• **Request**
Collect every line below that contains the word "Blockiere".

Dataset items
begin
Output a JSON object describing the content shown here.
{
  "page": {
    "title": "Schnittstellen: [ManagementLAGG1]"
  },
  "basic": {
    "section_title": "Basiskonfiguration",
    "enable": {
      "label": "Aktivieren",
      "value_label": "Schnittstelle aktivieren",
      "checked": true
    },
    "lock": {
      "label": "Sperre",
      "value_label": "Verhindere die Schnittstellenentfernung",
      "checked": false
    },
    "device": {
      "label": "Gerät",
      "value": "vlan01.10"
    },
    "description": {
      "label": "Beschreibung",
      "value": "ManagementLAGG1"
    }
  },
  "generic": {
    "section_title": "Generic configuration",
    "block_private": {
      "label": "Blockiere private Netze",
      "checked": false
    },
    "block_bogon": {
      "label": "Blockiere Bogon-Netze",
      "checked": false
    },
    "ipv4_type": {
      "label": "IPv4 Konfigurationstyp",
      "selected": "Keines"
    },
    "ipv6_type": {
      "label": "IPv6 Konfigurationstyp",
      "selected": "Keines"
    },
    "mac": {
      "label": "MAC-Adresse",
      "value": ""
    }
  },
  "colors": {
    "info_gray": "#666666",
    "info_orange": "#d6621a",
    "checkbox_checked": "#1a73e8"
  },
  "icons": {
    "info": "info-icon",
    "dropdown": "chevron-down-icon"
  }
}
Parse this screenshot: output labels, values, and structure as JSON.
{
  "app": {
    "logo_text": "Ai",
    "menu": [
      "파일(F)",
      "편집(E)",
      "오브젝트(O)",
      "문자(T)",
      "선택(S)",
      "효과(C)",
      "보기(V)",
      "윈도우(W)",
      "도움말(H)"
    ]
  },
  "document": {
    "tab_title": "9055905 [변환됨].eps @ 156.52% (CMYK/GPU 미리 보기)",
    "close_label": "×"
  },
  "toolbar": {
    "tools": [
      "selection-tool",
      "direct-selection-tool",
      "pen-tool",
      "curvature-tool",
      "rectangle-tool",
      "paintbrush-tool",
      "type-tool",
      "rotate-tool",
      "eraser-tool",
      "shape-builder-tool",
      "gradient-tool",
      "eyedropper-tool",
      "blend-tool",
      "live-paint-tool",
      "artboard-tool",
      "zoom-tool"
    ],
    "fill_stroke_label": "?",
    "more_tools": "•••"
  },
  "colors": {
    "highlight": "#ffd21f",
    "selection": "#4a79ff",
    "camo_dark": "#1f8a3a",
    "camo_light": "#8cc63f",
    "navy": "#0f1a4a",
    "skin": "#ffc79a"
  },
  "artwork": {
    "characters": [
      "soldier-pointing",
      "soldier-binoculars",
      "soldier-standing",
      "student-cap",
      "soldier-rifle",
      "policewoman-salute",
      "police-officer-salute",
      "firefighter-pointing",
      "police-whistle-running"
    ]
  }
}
end
• **Expected output**
      "label": "Blockiere private Netze",
      "label": "Blockiere Bogon-Netze",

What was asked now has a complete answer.